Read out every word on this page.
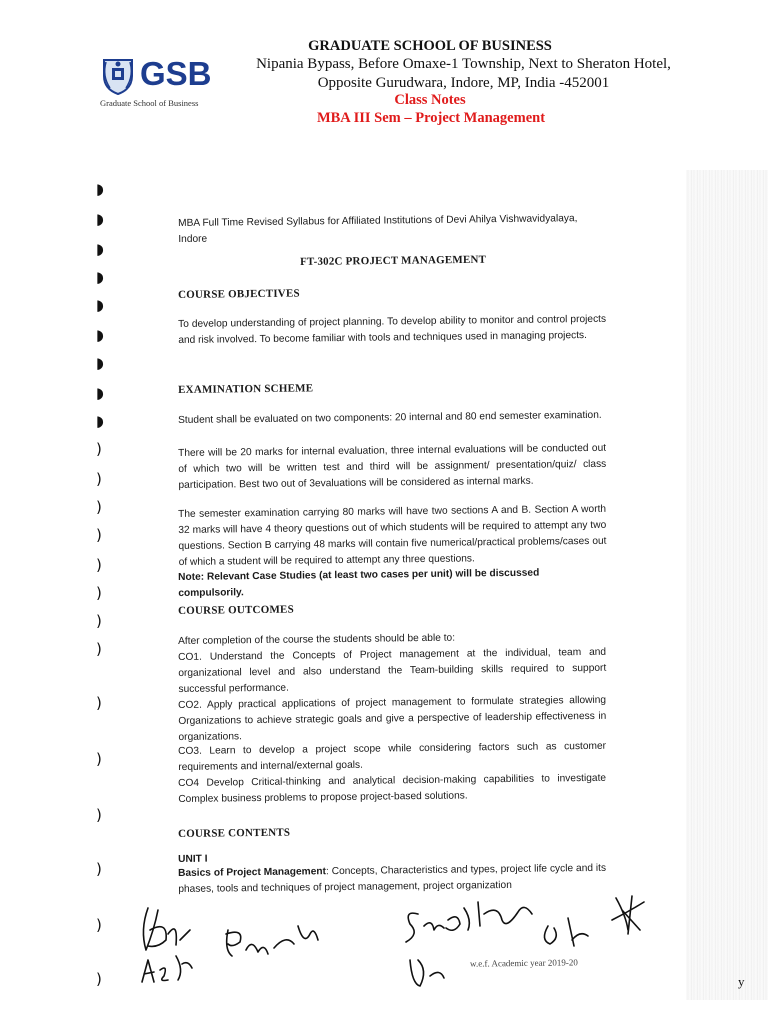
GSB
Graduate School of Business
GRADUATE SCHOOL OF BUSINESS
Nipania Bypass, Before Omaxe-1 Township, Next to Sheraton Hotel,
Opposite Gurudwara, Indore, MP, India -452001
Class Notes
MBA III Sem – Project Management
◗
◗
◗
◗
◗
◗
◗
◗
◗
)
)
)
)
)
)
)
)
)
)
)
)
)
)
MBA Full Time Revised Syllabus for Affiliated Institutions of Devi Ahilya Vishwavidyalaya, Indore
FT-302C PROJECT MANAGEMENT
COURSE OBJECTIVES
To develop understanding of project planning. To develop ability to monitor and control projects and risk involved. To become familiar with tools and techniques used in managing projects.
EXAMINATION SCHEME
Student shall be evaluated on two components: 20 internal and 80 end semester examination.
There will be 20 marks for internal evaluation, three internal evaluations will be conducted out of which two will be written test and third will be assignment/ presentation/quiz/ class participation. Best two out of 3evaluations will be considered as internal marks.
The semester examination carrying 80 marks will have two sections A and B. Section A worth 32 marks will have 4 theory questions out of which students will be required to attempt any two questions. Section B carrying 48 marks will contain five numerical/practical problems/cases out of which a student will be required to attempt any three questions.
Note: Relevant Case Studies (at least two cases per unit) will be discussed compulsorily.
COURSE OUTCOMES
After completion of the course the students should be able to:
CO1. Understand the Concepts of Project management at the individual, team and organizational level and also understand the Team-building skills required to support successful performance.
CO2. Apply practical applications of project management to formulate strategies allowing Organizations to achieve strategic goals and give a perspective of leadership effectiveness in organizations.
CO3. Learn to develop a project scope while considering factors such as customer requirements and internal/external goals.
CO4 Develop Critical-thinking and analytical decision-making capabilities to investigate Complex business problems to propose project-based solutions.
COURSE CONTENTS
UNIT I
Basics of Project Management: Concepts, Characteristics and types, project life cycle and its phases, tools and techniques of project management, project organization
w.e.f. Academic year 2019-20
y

============

Set the listing down in full and exactly. Pictures within it should not appear in the copy.

Read out every word on this page.
GSB
Graduate School of Business
GRADUATE SCHOOL OF BUSINESS
Nipania Bypass, Before Omaxe-1 Township, Next to Sheraton Hotel,
Opposite Gurudwara, Indore, MP, India -452001
Class Notes
MBA III Sem – Project Management
◗
◗
◗
◗
◗
◗
◗
◗
◗
)
)
)
)
)
)
)
)
)
)
)
)
)
)
MBA Full Time Revised Syllabus for Affiliated Institutions of Devi Ahilya Vishwavidyalaya, Indore
FT-302C PROJECT MANAGEMENT
COURSE OBJECTIVES
To develop understanding of project planning. To develop ability to monitor and control projects and risk involved. To become familiar with tools and techniques used in managing projects.
EXAMINATION SCHEME
Student shall be evaluated on two components: 20 internal and 80 end semester examination.
There will be 20 marks for internal evaluation, three internal evaluations will be conducted out of which two will be written test and third will be assignment/ presentation/quiz/ class participation. Best two out of 3evaluations will be considered as internal marks.
The semester examination carrying 80 marks will have two sections A and B. Section A worth 32 marks will have 4 theory questions out of which students will be required to attempt any two questions. Section B carrying 48 marks will contain five numerical/practical problems/cases out of which a student will be required to attempt any three questions.
Note: Relevant Case Studies (at least two cases per unit) will be discussed compulsorily.
COURSE OUTCOMES
After completion of the course the students should be able to:
CO1. Understand the Concepts of Project management at the individual, team and organizational level and also understand the Team-building skills required to support successful performance.
CO2. Apply practical applications of project management to formulate strategies allowing Organizations to achieve strategic goals and give a perspective of leadership effectiveness in organizations.
CO3. Learn to develop a project scope while considering factors such as customer requirements and internal/external goals.
CO4 Develop Critical-thinking and analytical decision-making capabilities to investigate Complex business problems to propose project-based solutions.
COURSE CONTENTS
UNIT I
Basics of Project Management: Concepts, Characteristics and types, project life cycle and its phases, tools and techniques of project management, project organization
w.e.f. Academic year 2019-20
y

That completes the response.